INSTRUCTIONS FOR THE TASK: For every entry, output the exact wording.

[Saved entries]
==================================================
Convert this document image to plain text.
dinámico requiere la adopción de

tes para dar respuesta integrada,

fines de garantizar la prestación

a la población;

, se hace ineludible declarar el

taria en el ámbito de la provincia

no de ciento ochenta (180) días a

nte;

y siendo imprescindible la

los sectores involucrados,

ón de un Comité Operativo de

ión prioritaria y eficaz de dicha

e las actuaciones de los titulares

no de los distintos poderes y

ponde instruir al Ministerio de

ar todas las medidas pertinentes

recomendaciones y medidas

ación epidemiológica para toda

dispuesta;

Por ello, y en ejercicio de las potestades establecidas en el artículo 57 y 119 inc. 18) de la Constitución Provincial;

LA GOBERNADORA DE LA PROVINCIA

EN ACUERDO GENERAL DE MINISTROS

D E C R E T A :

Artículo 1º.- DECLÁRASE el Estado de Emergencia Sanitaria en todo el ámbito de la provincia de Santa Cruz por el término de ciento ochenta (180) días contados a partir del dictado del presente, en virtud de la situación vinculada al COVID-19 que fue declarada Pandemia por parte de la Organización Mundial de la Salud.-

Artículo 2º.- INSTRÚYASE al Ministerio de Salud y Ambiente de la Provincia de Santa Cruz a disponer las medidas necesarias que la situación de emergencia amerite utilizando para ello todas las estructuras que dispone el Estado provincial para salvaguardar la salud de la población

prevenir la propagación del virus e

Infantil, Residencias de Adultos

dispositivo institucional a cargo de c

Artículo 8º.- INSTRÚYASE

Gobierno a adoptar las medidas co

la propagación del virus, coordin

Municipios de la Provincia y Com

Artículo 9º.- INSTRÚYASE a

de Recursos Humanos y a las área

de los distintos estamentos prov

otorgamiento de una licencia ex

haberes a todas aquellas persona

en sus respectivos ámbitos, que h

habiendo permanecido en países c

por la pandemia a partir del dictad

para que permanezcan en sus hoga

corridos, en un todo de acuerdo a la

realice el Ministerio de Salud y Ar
==================================================
RESULT OF THIS TASK:
Convert this document image to plain text.
dinámico requiere la adopción de

tes para dar respuesta integrada,

fines de garantizar la prestación

a la población;

, se hace ineludible declarar el

taria en el ámbito de la provincia

no de ciento ochenta (180) días a

nte;

y siendo imprescindible la

los sectores involucrados,

ón de un Comité Operativo de

ión prioritaria y eficaz de dicha

e las actuaciones de los titulares

no de los distintos poderes y

ponde instruir al Ministerio de

ar todas las medidas pertinentes

recomendaciones y medidas

ación epidemiológica para toda

dispuesta;

Por ello, y en ejercicio de las potestades establecidas en el artículo 57 y 119 inc. 18) de la Constitución Provincial;

LA GOBERNADORA DE LA PROVINCIA

EN ACUERDO GENERAL DE MINISTROS

D E C R E T A :

Artículo 1º.- DECLÁRASE el Estado de Emergencia Sanitaria en todo el ámbito de la provincia de Santa Cruz por el término de ciento ochenta (180) días contados a partir del dictado del presente, en virtud de la situación vinculada al COVID-19 que fue declarada Pandemia por parte de la Organización Mundial de la Salud.-

Artículo 2º.- INSTRÚYASE al Ministerio de Salud y Ambiente de la Provincia de Santa Cruz a disponer las medidas necesarias que la situación de emergencia amerite utilizando para ello todas las estructuras que dispone el Estado provincial para salvaguardar la salud de la población

prevenir la propagación del virus e

Infantil, Residencias de Adultos

dispositivo institucional a cargo de c

Artículo 8º.- INSTRÚYASE

Gobierno a adoptar las medidas co

la propagación del virus, coordin

Municipios de la Provincia y Com

Artículo 9º.- INSTRÚYASE a

de Recursos Humanos y a las área

de los distintos estamentos prov

otorgamiento de una licencia ex

haberes a todas aquellas persona

en sus respectivos ámbitos, que h

habiendo permanecido en países c

por la pandemia a partir del dictad

para que permanezcan en sus hoga

corridos, en un todo de acuerdo a la

realice el Ministerio de Salud y Ar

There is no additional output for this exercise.